— BEGIN Supplied material —

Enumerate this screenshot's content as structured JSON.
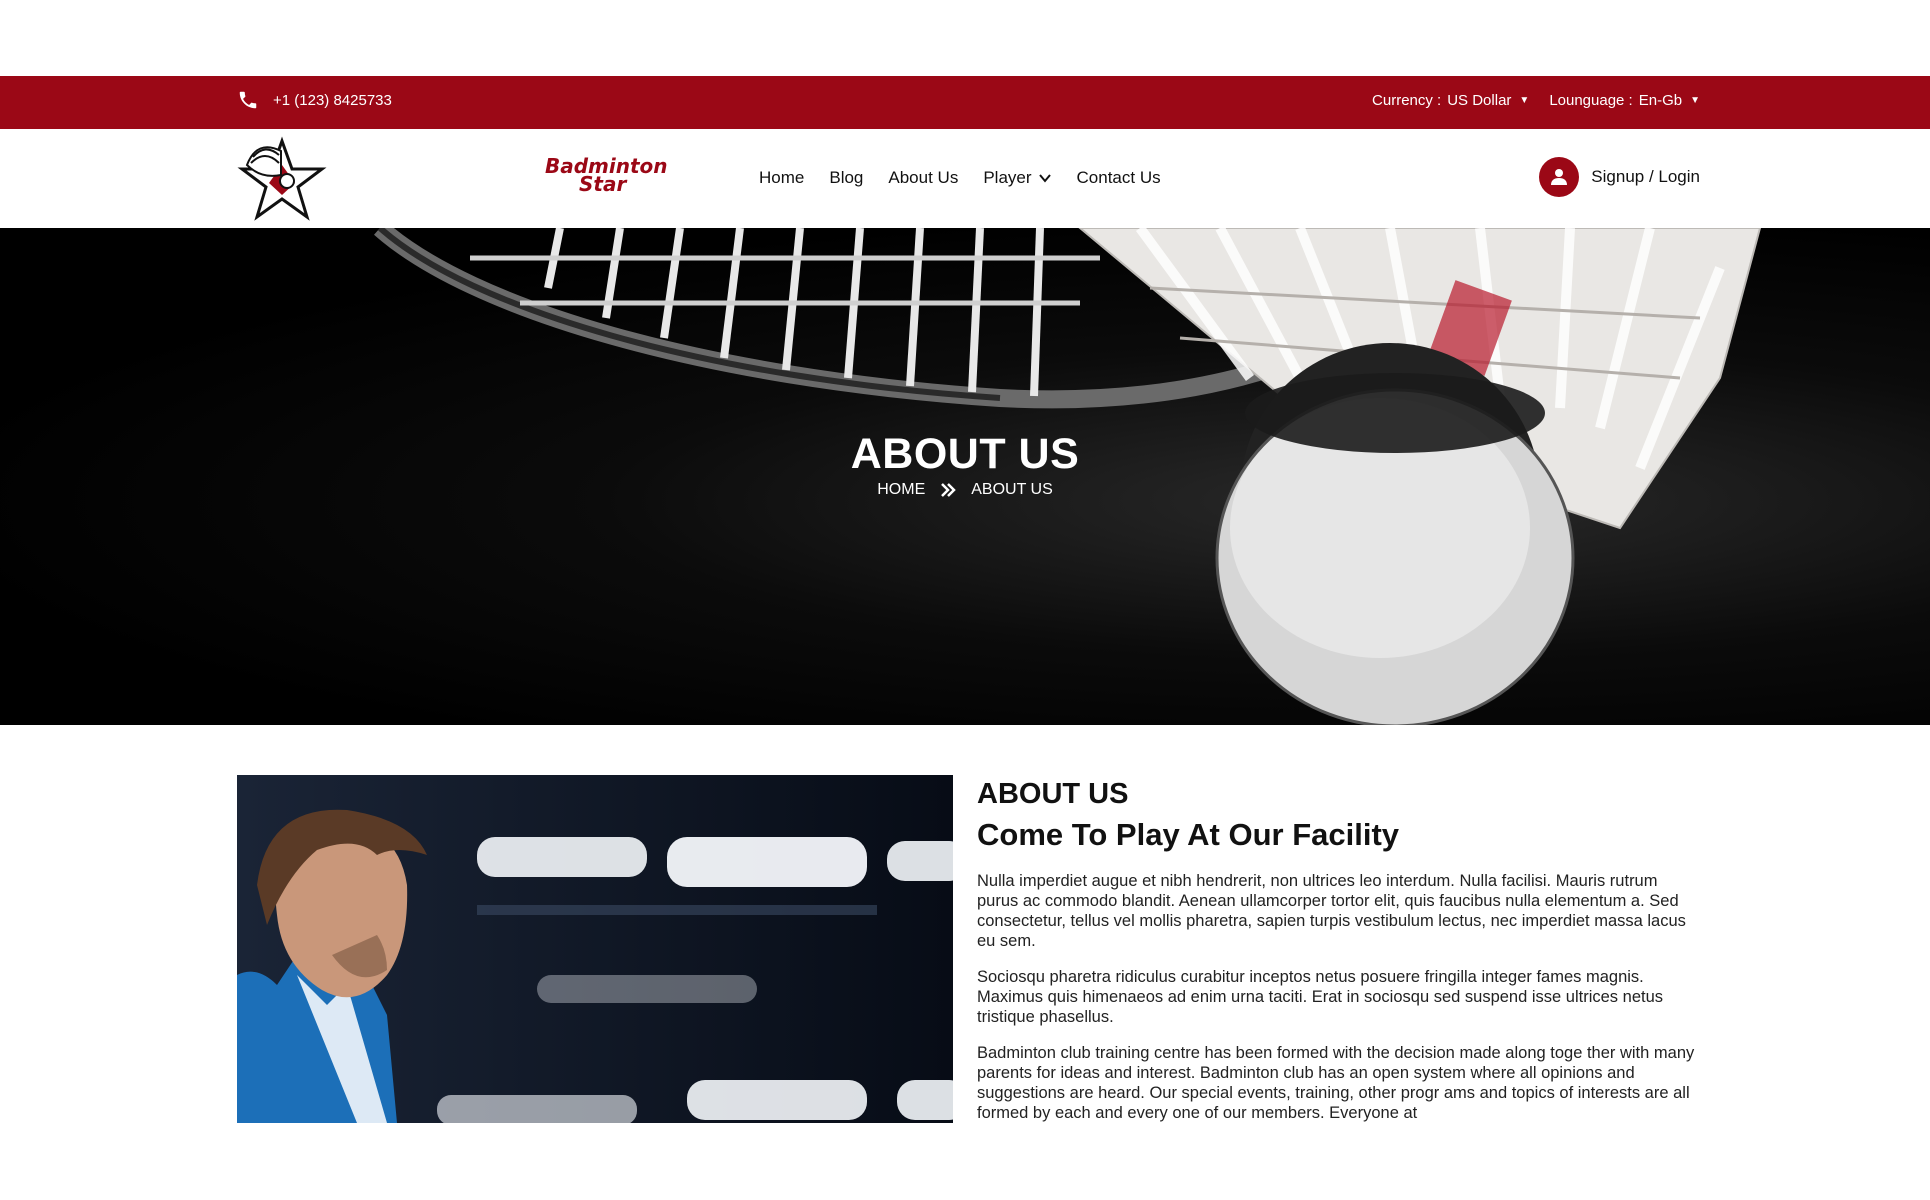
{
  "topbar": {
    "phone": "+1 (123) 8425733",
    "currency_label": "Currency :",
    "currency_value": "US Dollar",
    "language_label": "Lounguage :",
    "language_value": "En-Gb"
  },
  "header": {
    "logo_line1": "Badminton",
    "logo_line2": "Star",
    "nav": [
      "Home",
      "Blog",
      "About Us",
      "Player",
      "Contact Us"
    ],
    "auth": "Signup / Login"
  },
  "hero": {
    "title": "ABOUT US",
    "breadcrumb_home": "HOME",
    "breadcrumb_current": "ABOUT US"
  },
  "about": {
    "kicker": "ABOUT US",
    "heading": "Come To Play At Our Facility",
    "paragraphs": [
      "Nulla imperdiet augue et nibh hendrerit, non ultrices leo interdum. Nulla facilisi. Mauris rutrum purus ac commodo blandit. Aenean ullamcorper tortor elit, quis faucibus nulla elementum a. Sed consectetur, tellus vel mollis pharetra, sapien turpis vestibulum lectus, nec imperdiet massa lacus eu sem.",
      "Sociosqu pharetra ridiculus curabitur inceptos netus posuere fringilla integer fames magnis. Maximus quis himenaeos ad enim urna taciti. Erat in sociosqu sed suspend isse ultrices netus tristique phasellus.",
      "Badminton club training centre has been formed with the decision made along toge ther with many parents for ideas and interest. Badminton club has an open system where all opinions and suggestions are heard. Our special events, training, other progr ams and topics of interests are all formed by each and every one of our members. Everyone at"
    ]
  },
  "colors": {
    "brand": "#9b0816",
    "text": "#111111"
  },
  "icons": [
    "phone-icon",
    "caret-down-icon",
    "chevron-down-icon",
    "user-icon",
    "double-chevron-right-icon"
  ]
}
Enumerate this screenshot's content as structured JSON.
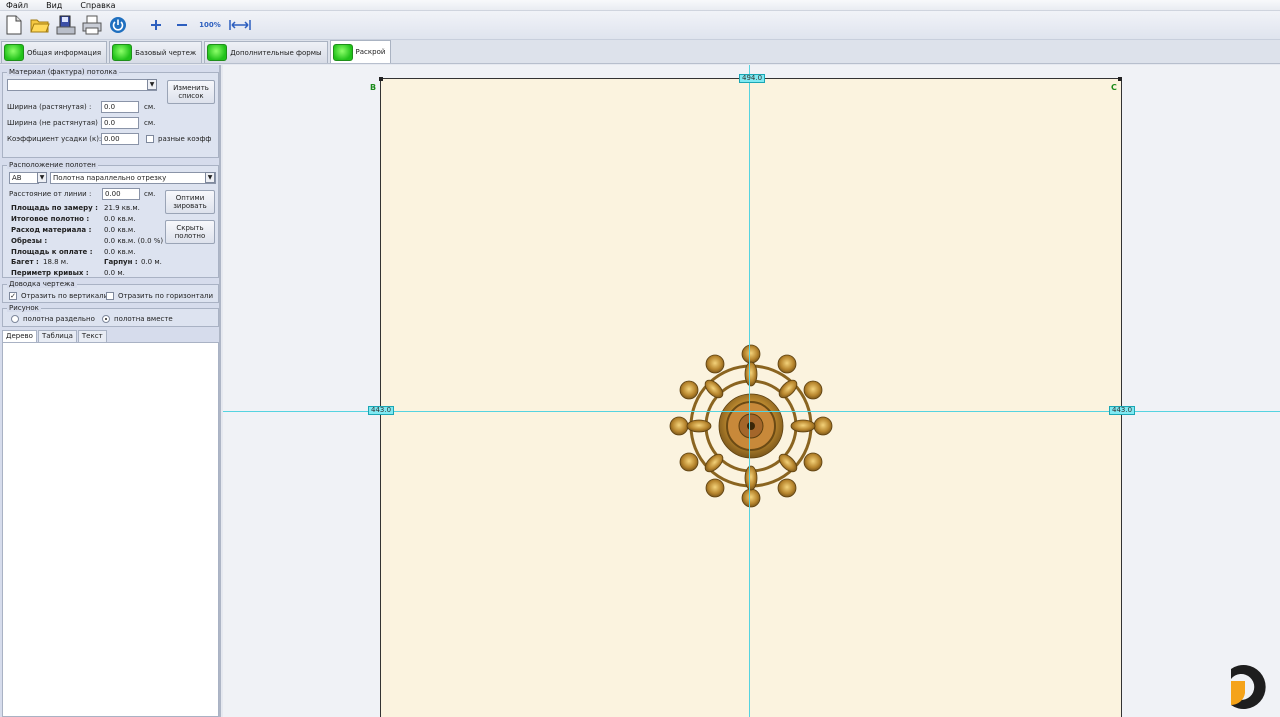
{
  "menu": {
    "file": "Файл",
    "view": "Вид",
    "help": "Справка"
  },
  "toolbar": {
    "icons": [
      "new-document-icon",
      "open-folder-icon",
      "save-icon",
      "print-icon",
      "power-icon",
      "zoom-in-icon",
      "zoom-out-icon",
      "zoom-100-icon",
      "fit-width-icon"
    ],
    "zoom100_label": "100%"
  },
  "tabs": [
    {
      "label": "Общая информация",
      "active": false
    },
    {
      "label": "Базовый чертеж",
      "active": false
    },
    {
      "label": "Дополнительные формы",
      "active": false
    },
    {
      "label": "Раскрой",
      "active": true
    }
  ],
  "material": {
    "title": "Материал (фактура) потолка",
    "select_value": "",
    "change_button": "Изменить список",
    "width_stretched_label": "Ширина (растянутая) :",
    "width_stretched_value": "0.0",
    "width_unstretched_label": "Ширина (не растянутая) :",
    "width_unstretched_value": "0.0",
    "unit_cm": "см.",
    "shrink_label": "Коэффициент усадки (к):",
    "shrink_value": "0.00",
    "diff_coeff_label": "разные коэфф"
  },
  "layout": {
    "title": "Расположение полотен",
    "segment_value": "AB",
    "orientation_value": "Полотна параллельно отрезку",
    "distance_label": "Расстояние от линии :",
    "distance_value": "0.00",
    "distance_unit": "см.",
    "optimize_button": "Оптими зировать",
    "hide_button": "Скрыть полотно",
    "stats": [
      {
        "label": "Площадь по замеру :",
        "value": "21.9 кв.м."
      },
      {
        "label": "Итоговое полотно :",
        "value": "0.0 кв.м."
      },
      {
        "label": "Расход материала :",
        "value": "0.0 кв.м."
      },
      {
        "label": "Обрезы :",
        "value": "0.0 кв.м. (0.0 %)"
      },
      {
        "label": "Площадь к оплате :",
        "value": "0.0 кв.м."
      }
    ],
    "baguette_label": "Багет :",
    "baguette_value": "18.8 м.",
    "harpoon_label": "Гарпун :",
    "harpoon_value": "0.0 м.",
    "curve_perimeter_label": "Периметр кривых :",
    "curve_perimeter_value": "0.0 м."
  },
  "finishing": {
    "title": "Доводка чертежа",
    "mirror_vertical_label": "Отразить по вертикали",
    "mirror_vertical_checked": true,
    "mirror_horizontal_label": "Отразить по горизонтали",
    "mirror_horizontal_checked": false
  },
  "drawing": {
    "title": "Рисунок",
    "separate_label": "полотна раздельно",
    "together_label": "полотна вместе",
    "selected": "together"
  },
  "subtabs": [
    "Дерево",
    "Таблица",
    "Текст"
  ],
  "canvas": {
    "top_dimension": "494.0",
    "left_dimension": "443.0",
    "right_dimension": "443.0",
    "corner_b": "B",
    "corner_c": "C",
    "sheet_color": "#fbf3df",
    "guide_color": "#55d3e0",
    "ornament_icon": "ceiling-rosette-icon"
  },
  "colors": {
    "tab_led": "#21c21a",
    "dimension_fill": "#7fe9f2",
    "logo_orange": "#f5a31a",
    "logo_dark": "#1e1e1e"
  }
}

— END Supplied material —

**Short task:** Please set down each line of the data above exactly as written, without the pictures.

**Response to this exercise:**
Enumerate this screenshot's content as structured JSON.
{
  "topbar": {
    "phone": "+1 (123) 8425733",
    "currency_label": "Currency :",
    "currency_value": "US Dollar",
    "language_label": "Lounguage :",
    "language_value": "En-Gb"
  },
  "header": {
    "logo_line1": "Badminton",
    "logo_line2": "Star",
    "nav": [
      "Home",
      "Blog",
      "About Us",
      "Player",
      "Contact Us"
    ],
    "auth": "Signup / Login"
  },
  "hero": {
    "title": "ABOUT US",
    "breadcrumb_home": "HOME",
    "breadcrumb_current": "ABOUT US"
  },
  "about": {
    "kicker": "ABOUT US",
    "heading": "Come To Play At Our Facility",
    "paragraphs": [
      "Nulla imperdiet augue et nibh hendrerit, non ultrices leo interdum. Nulla facilisi. Mauris rutrum purus ac commodo blandit. Aenean ullamcorper tortor elit, quis faucibus nulla elementum a. Sed consectetur, tellus vel mollis pharetra, sapien turpis vestibulum lectus, nec imperdiet massa lacus eu sem.",
      "Sociosqu pharetra ridiculus curabitur inceptos netus posuere fringilla integer fames magnis. Maximus quis himenaeos ad enim urna taciti. Erat in sociosqu sed suspend isse ultrices netus tristique phasellus.",
      "Badminton club training centre has been formed with the decision made along toge ther with many parents for ideas and interest. Badminton club has an open system where all opinions and suggestions are heard. Our special events, training, other progr ams and topics of interests are all formed by each and every one of our members. Everyone at"
    ]
  },
  "colors": {
    "brand": "#9b0816",
    "text": "#111111"
  },
  "icons": [
    "phone-icon",
    "caret-down-icon",
    "chevron-down-icon",
    "user-icon",
    "double-chevron-right-icon"
  ]
}
Enumerate this screenshot's content as structured JSON.
{
  "menu": {
    "file": "Файл",
    "view": "Вид",
    "help": "Справка"
  },
  "toolbar": {
    "icons": [
      "new-document-icon",
      "open-folder-icon",
      "save-icon",
      "print-icon",
      "power-icon",
      "zoom-in-icon",
      "zoom-out-icon",
      "zoom-100-icon",
      "fit-width-icon"
    ],
    "zoom100_label": "100%"
  },
  "tabs": [
    {
      "label": "Общая информация",
      "active": false
    },
    {
      "label": "Базовый чертеж",
      "active": false
    },
    {
      "label": "Дополнительные формы",
      "active": false
    },
    {
      "label": "Раскрой",
      "active": true
    }
  ],
  "material": {
    "title": "Материал (фактура) потолка",
    "select_value": "",
    "change_button": "Изменить список",
    "width_stretched_label": "Ширина (растянутая) :",
    "width_stretched_value": "0.0",
    "width_unstretched_label": "Ширина (не растянутая) :",
    "width_unstretched_value": "0.0",
    "unit_cm": "см.",
    "shrink_label": "Коэффициент усадки (к):",
    "shrink_value": "0.00",
    "diff_coeff_label": "разные коэфф"
  },
  "layout": {
    "title": "Расположение полотен",
    "segment_value": "AB",
    "orientation_value": "Полотна параллельно отрезку",
    "distance_label": "Расстояние от линии :",
    "distance_value": "0.00",
    "distance_unit": "см.",
    "optimize_button": "Оптими зировать",
    "hide_button": "Скрыть полотно",
    "stats": [
      {
        "label": "Площадь по замеру :",
        "value": "21.9 кв.м."
      },
      {
        "label": "Итоговое полотно :",
        "value": "0.0 кв.м."
      },
      {
        "label": "Расход материала :",
        "value": "0.0 кв.м."
      },
      {
        "label": "Обрезы :",
        "value": "0.0 кв.м. (0.0 %)"
      },
      {
        "label": "Площадь к оплате :",
        "value": "0.0 кв.м."
      }
    ],
    "baguette_label": "Багет :",
    "baguette_value": "18.8 м.",
    "harpoon_label": "Гарпун :",
    "harpoon_value": "0.0 м.",
    "curve_perimeter_label": "Периметр кривых :",
    "curve_perimeter_value": "0.0 м."
  },
  "finishing": {
    "title": "Доводка чертежа",
    "mirror_vertical_label": "Отразить по вертикали",
    "mirror_vertical_checked": true,
    "mirror_horizontal_label": "Отразить по горизонтали",
    "mirror_horizontal_checked": false
  },
  "drawing": {
    "title": "Рисунок",
    "separate_label": "полотна раздельно",
    "together_label": "полотна вместе",
    "selected": "together"
  },
  "subtabs": [
    "Дерево",
    "Таблица",
    "Текст"
  ],
  "canvas": {
    "top_dimension": "494.0",
    "left_dimension": "443.0",
    "right_dimension": "443.0",
    "corner_b": "B",
    "corner_c": "C",
    "sheet_color": "#fbf3df",
    "guide_color": "#55d3e0",
    "ornament_icon": "ceiling-rosette-icon"
  },
  "colors": {
    "tab_led": "#21c21a",
    "dimension_fill": "#7fe9f2",
    "logo_orange": "#f5a31a",
    "logo_dark": "#1e1e1e"
  }
}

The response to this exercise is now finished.